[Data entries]
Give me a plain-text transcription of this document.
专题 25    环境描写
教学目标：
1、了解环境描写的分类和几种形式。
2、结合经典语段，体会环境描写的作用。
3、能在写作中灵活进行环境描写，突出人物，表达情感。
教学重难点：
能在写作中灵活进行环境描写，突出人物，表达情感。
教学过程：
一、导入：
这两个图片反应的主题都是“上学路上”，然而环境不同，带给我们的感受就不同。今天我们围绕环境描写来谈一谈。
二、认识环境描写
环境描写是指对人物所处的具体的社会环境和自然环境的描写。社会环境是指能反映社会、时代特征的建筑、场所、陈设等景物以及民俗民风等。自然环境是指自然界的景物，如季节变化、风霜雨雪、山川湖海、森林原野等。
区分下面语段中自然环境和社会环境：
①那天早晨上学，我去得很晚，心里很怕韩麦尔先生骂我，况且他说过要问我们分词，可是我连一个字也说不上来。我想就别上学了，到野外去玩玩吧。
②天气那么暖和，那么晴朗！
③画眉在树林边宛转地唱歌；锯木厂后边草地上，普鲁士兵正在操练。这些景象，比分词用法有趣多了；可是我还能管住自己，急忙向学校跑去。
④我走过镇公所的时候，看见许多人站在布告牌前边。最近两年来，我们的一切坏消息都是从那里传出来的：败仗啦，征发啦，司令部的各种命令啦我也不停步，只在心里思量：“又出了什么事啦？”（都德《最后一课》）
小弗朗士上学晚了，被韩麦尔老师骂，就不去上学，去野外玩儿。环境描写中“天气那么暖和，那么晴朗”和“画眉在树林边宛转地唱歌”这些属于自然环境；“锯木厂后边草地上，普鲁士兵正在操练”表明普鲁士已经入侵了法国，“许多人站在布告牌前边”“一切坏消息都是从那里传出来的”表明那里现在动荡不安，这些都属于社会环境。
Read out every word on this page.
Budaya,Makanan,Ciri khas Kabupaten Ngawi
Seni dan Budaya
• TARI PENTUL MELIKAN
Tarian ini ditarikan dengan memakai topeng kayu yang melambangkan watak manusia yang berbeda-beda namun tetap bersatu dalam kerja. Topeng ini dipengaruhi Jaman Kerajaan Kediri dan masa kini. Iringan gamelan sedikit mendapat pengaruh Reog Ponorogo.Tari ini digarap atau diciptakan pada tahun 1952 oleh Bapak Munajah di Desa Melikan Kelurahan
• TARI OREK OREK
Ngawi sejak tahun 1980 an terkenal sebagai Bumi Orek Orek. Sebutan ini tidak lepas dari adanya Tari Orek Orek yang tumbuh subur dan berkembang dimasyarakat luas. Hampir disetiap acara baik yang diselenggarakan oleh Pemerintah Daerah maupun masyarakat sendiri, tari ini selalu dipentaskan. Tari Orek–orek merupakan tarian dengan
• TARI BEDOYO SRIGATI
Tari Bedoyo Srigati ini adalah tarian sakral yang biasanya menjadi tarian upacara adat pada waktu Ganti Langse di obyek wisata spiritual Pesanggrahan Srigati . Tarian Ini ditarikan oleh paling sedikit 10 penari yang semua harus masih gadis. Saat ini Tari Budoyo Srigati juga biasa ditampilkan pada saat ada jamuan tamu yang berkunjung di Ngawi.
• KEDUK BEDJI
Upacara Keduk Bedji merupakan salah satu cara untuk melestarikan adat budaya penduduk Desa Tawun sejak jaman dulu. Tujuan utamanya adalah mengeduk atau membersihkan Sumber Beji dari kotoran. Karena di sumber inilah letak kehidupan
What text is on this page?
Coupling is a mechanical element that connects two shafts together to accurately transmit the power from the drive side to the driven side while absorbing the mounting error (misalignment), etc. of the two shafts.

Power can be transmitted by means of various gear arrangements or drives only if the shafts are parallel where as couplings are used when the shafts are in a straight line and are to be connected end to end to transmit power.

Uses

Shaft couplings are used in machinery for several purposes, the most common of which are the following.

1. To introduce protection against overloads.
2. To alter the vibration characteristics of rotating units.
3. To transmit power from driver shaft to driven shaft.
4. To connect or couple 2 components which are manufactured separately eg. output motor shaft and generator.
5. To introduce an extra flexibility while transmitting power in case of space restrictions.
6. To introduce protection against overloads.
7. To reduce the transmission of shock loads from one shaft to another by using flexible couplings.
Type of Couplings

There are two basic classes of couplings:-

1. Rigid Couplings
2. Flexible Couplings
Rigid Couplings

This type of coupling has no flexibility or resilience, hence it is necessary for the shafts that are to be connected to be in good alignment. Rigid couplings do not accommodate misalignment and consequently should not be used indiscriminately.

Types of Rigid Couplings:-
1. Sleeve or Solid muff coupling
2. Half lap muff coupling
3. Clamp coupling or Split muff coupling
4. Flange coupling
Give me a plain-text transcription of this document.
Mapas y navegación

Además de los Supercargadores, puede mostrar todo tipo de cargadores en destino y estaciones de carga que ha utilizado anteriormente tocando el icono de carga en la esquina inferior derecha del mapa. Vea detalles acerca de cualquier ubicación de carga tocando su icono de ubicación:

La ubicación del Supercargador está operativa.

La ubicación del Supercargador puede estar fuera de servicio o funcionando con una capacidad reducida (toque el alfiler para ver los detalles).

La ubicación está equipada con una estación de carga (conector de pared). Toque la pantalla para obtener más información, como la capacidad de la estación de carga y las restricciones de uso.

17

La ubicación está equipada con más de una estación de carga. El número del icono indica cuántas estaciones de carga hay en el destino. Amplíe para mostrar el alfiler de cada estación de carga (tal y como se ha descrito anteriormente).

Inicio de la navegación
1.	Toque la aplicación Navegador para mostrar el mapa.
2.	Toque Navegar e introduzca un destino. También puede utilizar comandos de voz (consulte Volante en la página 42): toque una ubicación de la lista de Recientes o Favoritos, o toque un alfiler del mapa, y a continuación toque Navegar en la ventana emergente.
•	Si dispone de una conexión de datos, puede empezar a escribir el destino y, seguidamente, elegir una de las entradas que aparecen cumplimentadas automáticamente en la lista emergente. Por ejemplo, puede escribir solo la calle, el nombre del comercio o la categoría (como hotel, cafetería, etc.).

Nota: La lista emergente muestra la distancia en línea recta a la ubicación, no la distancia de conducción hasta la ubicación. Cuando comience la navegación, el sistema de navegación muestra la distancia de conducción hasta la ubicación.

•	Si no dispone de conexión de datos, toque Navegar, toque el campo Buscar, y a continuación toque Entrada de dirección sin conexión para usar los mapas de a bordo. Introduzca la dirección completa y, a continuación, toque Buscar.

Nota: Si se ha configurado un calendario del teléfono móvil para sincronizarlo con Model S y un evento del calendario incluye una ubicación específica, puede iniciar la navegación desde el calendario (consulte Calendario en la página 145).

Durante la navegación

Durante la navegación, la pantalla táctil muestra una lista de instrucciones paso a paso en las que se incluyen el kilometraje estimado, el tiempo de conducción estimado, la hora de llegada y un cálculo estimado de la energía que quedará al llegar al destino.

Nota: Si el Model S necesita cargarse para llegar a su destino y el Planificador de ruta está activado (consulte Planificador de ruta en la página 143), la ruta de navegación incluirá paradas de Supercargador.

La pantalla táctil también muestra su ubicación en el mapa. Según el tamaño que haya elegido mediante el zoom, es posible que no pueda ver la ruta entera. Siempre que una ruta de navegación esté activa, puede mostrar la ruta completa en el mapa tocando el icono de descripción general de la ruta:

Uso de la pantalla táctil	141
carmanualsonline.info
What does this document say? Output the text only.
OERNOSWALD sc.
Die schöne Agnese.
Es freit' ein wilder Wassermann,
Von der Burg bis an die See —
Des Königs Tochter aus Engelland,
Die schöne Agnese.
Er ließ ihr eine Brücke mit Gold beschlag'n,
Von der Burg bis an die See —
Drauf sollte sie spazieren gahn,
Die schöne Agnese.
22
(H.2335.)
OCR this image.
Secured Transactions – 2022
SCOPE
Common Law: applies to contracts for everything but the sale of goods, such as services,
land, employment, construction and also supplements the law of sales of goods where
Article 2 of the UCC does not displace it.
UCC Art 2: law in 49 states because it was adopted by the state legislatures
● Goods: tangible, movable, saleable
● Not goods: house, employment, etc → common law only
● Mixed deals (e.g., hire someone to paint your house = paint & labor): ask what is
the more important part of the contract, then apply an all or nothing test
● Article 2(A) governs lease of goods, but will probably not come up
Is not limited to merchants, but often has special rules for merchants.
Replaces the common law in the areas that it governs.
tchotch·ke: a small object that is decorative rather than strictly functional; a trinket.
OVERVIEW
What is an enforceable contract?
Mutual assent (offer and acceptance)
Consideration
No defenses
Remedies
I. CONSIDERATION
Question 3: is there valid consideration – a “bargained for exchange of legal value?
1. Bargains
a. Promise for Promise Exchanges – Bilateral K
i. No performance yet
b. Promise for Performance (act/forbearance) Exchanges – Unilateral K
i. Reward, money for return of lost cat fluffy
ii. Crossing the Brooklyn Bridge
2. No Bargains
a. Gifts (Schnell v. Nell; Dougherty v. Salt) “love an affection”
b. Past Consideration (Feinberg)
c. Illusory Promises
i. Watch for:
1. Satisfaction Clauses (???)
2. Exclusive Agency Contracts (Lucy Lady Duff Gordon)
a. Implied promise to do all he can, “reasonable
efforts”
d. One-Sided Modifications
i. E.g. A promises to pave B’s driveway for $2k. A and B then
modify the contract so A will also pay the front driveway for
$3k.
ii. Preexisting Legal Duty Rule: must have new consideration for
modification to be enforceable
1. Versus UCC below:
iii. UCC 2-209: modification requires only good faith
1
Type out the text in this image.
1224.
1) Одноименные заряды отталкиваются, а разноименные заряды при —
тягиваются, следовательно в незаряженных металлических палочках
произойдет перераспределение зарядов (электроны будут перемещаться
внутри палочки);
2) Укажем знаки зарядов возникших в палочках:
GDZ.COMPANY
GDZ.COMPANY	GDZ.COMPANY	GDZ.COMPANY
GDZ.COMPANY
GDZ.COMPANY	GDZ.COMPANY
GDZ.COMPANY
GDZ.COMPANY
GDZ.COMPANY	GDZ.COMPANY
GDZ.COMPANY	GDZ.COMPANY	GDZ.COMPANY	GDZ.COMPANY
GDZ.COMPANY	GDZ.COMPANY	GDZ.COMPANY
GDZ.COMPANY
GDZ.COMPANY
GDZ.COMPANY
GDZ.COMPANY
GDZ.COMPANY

▶ **Directive**:
State how many lines of the listing above hold the word "conexión", with nothing but the number.

▶ **Final result**:
2